**Stated exercise:**
Filter the entries, keeping every line with the word "until".

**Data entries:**
####################

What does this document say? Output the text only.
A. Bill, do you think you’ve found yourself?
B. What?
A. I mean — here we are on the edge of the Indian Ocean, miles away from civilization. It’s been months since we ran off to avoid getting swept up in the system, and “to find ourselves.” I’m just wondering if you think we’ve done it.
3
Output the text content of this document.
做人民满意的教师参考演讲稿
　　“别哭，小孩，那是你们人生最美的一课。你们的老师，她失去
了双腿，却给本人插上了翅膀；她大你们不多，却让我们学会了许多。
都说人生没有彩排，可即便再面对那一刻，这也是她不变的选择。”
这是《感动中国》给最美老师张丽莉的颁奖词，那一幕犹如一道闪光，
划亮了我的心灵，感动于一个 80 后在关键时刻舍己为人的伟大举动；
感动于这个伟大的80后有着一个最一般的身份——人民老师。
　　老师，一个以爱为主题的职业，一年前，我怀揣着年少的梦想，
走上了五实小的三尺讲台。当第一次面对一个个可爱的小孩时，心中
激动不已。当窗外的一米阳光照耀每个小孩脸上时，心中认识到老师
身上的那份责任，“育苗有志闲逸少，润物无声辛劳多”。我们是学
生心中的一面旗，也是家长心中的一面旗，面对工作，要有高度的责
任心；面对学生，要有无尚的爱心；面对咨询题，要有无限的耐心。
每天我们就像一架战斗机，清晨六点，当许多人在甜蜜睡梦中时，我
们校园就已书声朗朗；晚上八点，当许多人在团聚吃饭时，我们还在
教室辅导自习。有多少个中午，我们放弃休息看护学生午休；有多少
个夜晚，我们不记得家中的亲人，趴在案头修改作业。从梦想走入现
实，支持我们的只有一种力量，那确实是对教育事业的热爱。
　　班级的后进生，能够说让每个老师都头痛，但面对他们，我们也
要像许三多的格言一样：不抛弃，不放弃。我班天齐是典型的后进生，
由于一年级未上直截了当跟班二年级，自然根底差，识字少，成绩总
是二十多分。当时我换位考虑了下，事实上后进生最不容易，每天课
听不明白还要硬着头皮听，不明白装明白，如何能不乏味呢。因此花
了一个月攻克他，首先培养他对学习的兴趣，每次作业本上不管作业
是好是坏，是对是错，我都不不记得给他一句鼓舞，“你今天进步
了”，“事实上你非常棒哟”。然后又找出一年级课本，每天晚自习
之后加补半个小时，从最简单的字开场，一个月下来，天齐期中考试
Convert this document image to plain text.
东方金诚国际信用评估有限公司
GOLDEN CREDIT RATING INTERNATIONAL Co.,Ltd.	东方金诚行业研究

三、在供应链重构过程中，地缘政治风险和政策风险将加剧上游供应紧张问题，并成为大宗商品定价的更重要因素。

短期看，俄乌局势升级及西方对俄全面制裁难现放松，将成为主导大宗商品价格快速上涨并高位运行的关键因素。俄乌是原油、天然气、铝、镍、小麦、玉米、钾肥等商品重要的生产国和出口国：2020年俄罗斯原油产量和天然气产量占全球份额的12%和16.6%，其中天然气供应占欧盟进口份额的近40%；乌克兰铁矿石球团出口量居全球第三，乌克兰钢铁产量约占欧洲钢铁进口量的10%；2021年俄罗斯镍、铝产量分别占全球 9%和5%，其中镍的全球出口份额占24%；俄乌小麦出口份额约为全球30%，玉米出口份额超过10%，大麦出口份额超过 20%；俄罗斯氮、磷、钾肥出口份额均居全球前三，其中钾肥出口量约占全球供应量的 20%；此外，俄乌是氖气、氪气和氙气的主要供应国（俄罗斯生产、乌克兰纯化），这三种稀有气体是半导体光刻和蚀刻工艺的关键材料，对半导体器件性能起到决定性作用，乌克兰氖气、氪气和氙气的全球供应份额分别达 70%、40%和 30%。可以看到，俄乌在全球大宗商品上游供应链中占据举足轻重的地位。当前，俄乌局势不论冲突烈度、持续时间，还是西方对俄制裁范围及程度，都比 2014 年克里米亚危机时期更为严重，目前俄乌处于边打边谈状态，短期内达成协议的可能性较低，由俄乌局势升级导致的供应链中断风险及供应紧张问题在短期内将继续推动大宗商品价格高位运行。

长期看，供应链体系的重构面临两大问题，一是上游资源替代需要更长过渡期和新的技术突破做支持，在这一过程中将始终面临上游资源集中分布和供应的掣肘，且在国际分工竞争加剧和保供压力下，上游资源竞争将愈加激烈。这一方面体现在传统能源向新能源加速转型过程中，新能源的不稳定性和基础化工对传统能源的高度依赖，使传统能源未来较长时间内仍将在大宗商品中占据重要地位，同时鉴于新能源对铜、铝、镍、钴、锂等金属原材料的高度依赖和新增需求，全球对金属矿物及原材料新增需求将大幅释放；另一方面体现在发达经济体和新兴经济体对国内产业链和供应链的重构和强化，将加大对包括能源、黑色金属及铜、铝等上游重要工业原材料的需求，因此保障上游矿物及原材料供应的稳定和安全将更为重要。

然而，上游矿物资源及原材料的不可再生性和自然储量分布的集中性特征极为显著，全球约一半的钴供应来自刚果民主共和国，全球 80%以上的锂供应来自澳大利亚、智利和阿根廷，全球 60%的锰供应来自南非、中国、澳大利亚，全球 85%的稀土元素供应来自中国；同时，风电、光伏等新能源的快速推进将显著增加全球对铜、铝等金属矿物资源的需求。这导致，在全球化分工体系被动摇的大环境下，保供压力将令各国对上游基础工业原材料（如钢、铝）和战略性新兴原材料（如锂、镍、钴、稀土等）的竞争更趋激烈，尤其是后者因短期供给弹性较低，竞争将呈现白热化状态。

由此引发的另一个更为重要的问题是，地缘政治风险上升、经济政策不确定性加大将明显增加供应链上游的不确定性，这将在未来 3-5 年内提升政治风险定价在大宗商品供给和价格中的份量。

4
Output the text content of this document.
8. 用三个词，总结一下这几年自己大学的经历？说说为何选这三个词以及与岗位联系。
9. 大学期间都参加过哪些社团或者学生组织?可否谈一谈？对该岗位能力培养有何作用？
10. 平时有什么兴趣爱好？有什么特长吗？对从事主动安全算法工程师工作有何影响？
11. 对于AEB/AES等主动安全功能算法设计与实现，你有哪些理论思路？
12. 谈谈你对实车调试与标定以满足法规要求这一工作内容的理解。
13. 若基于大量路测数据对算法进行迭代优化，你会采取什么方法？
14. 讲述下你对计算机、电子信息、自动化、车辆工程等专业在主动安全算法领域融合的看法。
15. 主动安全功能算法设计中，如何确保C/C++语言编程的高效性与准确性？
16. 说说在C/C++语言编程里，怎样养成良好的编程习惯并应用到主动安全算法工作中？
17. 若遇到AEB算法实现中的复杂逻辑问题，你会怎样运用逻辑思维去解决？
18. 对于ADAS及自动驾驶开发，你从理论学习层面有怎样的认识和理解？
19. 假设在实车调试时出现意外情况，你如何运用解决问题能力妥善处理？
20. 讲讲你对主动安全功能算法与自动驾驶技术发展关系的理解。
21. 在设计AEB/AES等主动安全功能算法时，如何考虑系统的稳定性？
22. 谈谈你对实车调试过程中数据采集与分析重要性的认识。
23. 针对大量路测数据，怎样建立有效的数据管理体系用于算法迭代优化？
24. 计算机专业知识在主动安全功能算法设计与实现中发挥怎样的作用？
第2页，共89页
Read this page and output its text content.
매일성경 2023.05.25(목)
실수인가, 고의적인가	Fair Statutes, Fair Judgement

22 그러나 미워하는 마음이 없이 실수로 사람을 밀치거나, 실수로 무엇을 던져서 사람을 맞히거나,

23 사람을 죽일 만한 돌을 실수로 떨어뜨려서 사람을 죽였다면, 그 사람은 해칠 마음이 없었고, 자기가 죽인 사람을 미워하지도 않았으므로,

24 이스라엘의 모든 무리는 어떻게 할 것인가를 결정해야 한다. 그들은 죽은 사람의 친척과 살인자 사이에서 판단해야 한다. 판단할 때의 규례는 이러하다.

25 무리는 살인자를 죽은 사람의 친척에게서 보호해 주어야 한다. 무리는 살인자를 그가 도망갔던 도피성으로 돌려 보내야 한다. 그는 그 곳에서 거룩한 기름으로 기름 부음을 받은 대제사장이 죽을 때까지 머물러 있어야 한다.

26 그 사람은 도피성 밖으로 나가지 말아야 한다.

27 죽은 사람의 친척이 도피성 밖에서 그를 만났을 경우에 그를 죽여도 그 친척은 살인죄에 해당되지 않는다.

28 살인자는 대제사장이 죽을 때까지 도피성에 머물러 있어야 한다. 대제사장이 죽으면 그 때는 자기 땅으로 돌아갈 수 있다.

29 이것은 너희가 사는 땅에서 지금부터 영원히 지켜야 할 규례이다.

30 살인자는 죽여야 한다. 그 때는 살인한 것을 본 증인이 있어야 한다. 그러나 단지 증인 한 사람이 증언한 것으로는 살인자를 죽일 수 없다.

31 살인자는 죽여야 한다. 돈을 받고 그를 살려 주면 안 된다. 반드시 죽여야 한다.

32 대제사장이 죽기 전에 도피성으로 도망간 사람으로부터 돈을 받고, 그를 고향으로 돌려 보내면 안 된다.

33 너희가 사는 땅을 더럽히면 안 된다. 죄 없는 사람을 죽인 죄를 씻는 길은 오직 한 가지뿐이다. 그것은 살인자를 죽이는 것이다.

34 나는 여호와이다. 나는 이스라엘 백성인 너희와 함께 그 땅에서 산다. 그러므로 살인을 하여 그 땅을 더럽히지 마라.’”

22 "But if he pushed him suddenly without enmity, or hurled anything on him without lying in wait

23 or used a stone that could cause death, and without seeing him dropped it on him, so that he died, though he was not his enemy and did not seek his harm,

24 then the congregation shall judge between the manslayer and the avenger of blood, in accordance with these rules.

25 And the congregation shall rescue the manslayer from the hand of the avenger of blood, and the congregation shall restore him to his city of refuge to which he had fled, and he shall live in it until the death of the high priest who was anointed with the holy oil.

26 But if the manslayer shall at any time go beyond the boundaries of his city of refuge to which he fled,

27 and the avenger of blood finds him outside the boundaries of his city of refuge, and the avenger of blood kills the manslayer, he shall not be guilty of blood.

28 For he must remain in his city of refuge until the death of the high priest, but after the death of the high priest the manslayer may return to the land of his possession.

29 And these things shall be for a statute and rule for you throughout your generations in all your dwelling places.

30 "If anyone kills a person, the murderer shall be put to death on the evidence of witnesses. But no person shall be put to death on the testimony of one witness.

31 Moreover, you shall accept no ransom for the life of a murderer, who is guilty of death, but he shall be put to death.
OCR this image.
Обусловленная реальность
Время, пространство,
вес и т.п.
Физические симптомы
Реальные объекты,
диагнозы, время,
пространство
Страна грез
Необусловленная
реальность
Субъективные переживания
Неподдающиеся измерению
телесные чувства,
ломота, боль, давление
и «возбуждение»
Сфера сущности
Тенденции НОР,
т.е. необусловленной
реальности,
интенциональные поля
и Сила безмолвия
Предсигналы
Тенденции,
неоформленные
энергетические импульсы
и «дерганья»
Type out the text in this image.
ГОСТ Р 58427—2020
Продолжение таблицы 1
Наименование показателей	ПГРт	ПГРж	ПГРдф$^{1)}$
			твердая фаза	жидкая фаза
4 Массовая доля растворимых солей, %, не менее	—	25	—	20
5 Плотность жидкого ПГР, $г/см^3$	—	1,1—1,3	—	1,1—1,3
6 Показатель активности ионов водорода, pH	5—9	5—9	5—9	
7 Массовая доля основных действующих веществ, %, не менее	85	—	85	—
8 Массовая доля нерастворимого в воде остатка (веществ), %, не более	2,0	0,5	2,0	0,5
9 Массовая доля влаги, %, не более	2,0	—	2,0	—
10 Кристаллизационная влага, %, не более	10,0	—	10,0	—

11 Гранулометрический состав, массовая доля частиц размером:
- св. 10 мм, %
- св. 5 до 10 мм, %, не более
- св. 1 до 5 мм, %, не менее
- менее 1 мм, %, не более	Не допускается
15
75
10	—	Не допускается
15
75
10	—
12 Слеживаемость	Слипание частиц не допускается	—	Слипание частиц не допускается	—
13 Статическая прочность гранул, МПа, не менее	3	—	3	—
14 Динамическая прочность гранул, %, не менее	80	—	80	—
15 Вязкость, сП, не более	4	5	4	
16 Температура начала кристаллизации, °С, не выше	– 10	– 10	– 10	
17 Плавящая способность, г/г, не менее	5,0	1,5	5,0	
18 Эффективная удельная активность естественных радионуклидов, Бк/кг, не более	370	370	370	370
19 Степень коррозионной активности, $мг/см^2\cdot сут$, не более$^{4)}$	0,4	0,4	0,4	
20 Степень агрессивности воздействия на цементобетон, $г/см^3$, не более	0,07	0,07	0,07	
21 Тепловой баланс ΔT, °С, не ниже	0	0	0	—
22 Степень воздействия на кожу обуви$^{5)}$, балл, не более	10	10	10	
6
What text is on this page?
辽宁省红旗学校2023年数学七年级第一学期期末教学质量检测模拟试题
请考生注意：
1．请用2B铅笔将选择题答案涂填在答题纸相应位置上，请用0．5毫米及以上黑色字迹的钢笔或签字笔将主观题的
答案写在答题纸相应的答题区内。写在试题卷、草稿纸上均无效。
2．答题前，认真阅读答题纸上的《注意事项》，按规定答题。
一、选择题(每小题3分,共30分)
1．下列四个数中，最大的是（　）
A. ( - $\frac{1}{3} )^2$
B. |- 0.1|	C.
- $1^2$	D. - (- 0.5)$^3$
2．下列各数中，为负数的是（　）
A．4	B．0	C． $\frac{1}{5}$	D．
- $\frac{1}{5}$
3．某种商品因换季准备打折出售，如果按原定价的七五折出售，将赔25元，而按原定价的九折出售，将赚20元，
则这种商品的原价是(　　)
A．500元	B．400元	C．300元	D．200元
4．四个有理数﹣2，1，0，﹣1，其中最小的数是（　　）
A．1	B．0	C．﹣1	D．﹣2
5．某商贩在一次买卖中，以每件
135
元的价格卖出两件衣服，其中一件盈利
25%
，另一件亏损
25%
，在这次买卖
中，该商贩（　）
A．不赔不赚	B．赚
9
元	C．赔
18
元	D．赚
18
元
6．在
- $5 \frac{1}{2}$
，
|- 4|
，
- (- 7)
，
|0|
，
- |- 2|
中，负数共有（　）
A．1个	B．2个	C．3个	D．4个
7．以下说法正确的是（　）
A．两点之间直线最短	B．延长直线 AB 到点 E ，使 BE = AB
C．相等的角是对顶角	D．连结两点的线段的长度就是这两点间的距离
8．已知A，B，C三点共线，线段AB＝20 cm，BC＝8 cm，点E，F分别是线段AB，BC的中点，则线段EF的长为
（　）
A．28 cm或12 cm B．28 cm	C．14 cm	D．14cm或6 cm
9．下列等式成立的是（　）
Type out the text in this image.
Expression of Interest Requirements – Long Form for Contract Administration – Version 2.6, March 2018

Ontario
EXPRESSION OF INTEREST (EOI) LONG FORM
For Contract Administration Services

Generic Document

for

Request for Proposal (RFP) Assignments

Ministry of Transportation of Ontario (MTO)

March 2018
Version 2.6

####################

**Right answer:**
25 And the congregation shall rescue the manslayer from the hand of the avenger of blood, and the congregation shall restore him to his city of refuge to which he had fled, and he shall live in it until the death of the high priest who was anointed with the holy oil.
28 For he must remain in his city of refuge until the death of the high priest, but after the death of the high priest the manslayer may return to the land of his possession.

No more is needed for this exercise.